§ **YOUR TASK**
Look through the lines below and extract any with the word "this".

____________________

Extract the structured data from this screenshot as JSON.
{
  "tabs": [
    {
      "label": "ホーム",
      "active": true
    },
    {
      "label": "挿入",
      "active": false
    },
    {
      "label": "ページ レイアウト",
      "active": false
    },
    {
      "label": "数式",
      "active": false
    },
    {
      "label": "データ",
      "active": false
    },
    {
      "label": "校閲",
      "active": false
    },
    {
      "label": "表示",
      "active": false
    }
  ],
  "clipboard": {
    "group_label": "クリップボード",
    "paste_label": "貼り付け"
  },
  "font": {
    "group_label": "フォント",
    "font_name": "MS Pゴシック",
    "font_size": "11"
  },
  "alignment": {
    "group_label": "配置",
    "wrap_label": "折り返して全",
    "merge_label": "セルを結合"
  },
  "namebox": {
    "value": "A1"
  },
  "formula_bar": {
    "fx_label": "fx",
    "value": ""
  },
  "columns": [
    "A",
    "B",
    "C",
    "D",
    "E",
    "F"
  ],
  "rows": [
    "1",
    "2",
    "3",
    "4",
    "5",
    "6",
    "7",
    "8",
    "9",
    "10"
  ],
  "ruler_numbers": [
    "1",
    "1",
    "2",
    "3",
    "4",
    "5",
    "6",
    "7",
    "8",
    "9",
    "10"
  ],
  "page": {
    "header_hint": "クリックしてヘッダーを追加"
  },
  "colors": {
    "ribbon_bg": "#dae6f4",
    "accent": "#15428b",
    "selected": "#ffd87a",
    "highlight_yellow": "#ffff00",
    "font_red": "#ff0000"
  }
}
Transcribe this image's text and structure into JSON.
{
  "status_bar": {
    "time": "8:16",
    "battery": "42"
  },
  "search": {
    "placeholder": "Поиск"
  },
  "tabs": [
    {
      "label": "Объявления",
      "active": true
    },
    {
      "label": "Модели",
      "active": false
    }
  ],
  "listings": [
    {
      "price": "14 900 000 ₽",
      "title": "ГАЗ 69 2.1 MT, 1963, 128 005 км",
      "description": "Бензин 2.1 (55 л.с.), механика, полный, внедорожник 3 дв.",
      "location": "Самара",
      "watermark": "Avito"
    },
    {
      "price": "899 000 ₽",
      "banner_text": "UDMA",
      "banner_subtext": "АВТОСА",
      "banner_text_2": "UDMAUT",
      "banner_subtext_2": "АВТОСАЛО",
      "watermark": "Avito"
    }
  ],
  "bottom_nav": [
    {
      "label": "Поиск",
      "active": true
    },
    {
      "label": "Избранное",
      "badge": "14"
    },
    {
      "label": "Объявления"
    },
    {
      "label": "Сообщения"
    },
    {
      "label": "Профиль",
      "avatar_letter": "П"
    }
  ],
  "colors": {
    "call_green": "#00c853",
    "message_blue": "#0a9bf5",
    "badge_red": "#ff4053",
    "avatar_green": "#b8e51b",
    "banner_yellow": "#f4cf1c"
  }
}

____________________

§ **TASK RESPONSE**
Extract the structured data from this screenshot as JSON.
Transcribe this image's text and structure into JSON.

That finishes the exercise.